What is being asked: Type out every line below exactly as it reads.

Data for processing:
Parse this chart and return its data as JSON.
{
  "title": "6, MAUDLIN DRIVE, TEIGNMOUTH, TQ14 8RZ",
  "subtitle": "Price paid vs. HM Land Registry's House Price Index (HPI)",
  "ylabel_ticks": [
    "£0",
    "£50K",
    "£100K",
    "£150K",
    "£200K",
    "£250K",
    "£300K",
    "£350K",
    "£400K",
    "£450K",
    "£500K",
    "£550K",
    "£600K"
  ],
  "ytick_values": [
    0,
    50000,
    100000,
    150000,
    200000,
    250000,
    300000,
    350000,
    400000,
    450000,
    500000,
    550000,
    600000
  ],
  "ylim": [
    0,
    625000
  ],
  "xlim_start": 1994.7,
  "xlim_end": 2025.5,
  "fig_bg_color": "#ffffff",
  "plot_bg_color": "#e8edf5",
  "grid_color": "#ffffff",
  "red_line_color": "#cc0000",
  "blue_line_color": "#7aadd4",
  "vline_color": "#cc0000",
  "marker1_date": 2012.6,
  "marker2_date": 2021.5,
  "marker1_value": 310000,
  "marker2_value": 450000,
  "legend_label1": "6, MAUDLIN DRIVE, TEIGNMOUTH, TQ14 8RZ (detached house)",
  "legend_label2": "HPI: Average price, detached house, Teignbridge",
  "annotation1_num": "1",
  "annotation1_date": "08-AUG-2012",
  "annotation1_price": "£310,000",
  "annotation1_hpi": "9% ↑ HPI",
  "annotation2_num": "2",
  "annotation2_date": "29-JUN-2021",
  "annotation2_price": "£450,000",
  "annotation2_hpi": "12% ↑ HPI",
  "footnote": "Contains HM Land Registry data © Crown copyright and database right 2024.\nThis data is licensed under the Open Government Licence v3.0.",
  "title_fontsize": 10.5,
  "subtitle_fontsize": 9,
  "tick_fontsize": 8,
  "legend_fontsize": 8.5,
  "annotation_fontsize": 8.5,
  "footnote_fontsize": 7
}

The result:
Parse this chart and return its data as JSON.
{
  "title": "6, MAUDLIN DRIVE, TEIGNMOUTH, TQ14 8RZ",
  "subtitle": "Price paid vs. HM Land Registry's House Price Index (HPI)",
  "ylabel_ticks": [
    "£0",
    "£50K",
    "£100K",
    "£150K",
    "£200K",
    "£250K",
    "£300K",
    "£350K",
    "£400K",
    "£450K",
    "£500K",
    "£550K",
    "£600K"
  ],
  "ytick_values": [
    0,
    50000,
    100000,
    150000,
    200000,
    250000,
    300000,
    350000,
    400000,
    450000,
    500000,
    550000,
    600000
  ],
  "ylim": [
    0,
    625000
  ],
  "xlim_start": 1994.7,
  "xlim_end": 2025.5,
  "fig_bg_color": "#ffffff",
  "plot_bg_color": "#e8edf5",
  "grid_color": "#ffffff",
  "red_line_color": "#cc0000",
  "blue_line_color": "#7aadd4",
  "vline_color": "#cc0000",
  "marker1_date": 2012.6,
  "marker2_date": 2021.5,
  "marker1_value": 310000,
  "marker2_value": 450000,
  "legend_label1": "6, MAUDLIN DRIVE, TEIGNMOUTH, TQ14 8RZ (detached house)",
  "legend_label2": "HPI: Average price, detached house, Teignbridge",
  "annotation1_num": "1",
  "annotation1_date": "08-AUG-2012",
  "annotation1_price": "£310,000",
  "annotation1_hpi": "9% ↑ HPI",
  "annotation2_num": "2",
  "annotation2_date": "29-JUN-2021",
  "annotation2_price": "£450,000",
  "annotation2_hpi": "12% ↑ HPI",
  "footnote": "Contains HM Land Registry data © Crown copyright and database right 2024.\nThis data is licensed under the Open Government Licence v3.0.",
  "title_fontsize": 10.5,
  "subtitle_fontsize": 9,
  "tick_fontsize": 8,
  "legend_fontsize": 8.5,
  "annotation_fontsize": 8.5,
  "footnote_fontsize": 7
}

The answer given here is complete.